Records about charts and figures
<<<<

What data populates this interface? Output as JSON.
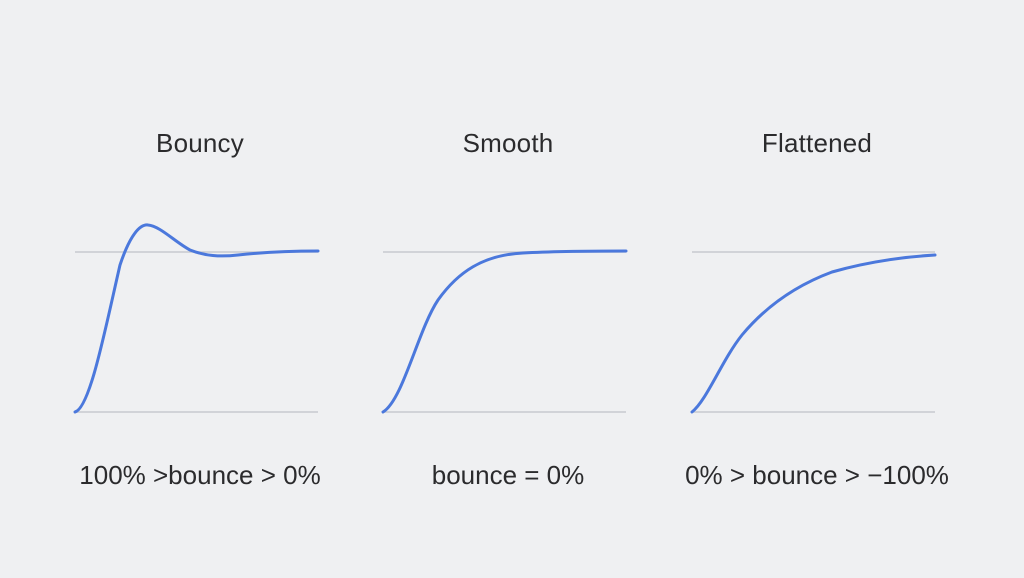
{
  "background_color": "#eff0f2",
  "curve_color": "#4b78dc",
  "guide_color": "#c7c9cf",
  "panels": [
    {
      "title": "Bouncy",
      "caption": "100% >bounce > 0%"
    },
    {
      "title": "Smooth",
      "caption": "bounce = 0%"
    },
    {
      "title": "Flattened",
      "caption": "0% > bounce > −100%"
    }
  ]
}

>>>>

WORK TO BE COMPLETED: Reproduce the data verbatim. Do not carry any picture into the copy.

EXERCISE RESULT:
What data populates this interface? Output as JSON.
{
  "background_color": "#eff0f2",
  "curve_color": "#4b78dc",
  "guide_color": "#c7c9cf",
  "panels": [
    {
      "title": "Bouncy",
      "caption": "100% >bounce > 0%"
    },
    {
      "title": "Smooth",
      "caption": "bounce = 0%"
    },
    {
      "title": "Flattened",
      "caption": "0% > bounce > −100%"
    }
  ]
}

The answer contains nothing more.